Extracted records
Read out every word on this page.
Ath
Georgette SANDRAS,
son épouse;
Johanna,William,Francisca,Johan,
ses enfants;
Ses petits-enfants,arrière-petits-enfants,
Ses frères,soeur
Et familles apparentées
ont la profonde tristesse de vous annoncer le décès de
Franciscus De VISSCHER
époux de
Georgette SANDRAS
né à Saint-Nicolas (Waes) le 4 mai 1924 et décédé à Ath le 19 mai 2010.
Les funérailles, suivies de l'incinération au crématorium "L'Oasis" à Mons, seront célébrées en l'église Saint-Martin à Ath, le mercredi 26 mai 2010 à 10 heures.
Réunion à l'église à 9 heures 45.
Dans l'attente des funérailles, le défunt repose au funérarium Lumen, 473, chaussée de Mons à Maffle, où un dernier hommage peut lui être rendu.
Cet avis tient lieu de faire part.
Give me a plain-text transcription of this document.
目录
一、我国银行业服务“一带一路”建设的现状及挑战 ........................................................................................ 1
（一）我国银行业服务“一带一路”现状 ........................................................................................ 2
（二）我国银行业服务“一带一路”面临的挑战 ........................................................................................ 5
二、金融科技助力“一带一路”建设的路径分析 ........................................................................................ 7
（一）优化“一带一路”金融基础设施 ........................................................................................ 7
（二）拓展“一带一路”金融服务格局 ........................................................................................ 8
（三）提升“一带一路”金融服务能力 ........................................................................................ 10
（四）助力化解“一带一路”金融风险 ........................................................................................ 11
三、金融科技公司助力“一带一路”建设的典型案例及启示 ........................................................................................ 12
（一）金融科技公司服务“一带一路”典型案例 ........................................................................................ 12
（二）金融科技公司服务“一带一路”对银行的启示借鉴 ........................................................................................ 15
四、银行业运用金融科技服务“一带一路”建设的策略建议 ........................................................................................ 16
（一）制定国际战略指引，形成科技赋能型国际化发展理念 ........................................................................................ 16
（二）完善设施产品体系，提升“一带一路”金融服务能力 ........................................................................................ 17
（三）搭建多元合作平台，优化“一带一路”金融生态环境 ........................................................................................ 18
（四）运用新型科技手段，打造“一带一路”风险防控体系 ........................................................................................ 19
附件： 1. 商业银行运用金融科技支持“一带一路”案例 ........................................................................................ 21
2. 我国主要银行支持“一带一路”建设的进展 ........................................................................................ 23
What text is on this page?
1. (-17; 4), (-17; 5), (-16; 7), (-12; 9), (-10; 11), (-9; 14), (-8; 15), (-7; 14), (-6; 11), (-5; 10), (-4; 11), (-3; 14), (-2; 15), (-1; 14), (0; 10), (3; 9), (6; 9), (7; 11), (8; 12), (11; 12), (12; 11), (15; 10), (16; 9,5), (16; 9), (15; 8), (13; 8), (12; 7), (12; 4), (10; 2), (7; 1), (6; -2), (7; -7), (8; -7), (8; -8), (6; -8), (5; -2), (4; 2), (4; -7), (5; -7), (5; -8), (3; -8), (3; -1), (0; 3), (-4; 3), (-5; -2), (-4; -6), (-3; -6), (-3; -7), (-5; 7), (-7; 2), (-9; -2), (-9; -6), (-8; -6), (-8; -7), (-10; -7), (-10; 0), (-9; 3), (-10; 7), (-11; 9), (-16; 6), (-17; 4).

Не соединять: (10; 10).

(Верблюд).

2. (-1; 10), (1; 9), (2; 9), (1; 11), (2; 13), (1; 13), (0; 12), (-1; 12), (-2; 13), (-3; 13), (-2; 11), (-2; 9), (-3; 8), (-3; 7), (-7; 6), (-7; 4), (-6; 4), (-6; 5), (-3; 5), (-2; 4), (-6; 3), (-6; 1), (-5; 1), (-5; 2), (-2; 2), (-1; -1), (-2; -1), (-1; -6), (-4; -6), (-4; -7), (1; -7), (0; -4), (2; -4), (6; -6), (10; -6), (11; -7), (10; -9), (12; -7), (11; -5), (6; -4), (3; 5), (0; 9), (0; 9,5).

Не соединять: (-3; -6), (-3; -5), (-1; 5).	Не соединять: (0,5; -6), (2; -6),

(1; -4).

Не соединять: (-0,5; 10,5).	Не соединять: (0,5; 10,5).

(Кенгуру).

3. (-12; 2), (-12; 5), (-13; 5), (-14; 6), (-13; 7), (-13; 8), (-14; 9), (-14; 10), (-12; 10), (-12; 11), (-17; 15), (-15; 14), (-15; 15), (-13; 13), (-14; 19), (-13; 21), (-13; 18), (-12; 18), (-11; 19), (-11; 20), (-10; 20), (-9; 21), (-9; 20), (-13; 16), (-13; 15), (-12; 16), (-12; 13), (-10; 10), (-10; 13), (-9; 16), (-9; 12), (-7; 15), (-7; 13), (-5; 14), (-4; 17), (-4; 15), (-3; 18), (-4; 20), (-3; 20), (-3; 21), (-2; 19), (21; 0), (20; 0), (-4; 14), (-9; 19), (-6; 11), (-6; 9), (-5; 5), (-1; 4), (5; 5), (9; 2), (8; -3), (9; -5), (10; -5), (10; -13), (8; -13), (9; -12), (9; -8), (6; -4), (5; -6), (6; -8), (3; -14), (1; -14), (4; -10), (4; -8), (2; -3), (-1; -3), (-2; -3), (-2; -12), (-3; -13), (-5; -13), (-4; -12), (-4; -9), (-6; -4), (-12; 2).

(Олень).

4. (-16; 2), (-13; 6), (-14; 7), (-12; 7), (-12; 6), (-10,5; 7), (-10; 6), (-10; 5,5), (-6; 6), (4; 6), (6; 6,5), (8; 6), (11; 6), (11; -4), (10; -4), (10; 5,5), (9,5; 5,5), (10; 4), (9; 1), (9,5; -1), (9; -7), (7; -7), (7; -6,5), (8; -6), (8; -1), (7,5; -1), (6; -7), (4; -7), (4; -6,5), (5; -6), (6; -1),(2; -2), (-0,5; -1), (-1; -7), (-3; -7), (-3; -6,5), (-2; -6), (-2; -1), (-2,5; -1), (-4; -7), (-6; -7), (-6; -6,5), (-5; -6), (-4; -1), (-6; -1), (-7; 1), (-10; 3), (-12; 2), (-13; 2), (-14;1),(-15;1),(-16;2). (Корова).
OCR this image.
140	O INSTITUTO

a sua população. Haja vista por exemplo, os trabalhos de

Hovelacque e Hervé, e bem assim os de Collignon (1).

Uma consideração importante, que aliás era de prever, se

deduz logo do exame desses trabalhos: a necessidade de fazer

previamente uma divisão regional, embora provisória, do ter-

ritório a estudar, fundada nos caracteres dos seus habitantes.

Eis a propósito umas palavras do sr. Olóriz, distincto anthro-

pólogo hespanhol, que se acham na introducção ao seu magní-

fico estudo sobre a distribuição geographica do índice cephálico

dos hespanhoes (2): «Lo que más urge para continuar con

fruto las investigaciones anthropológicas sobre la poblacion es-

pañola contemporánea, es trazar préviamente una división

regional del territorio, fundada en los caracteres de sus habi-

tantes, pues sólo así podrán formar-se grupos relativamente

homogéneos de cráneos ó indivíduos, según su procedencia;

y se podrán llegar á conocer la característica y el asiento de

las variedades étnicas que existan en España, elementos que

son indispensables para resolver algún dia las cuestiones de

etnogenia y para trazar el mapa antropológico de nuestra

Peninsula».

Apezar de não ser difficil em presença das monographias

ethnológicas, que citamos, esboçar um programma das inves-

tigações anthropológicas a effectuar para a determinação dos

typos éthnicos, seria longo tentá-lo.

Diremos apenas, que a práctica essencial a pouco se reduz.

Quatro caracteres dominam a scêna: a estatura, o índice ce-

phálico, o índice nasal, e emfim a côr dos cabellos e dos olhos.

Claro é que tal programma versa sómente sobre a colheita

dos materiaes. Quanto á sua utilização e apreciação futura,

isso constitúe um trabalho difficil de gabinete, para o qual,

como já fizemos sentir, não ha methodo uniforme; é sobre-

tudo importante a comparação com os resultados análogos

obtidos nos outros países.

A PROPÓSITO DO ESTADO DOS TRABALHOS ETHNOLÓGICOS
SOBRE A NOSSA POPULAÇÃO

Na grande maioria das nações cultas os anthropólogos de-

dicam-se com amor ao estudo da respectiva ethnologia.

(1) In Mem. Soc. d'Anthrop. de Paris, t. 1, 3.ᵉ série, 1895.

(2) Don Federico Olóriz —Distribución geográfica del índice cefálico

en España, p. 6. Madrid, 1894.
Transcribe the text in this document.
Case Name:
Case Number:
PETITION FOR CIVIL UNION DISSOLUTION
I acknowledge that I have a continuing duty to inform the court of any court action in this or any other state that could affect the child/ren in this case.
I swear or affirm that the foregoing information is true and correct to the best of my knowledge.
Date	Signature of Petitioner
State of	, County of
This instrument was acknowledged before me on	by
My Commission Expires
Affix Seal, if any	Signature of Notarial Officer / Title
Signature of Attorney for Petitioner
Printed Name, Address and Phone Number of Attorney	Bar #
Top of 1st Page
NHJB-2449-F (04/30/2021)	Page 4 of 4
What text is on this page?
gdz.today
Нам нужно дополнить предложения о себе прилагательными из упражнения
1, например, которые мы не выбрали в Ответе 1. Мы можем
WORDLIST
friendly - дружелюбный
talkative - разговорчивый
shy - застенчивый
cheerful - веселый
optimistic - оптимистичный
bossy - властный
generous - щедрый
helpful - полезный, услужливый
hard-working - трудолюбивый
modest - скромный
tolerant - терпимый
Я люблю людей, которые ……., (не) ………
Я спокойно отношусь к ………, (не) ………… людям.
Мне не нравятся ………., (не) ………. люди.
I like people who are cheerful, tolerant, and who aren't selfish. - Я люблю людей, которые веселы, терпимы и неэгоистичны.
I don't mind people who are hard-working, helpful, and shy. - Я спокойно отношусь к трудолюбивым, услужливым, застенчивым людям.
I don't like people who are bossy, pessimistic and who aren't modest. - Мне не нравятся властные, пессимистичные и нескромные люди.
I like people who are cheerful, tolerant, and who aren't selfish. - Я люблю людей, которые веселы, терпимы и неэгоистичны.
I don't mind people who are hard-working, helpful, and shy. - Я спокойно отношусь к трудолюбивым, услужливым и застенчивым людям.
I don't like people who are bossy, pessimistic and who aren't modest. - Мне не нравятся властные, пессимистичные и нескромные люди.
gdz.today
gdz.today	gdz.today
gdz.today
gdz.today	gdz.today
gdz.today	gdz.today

# [PROBLEM TO SOLVE]
Lines containing the word "working" are to be counted in the listing; state their number alone.

# [THE SOLUTION]
3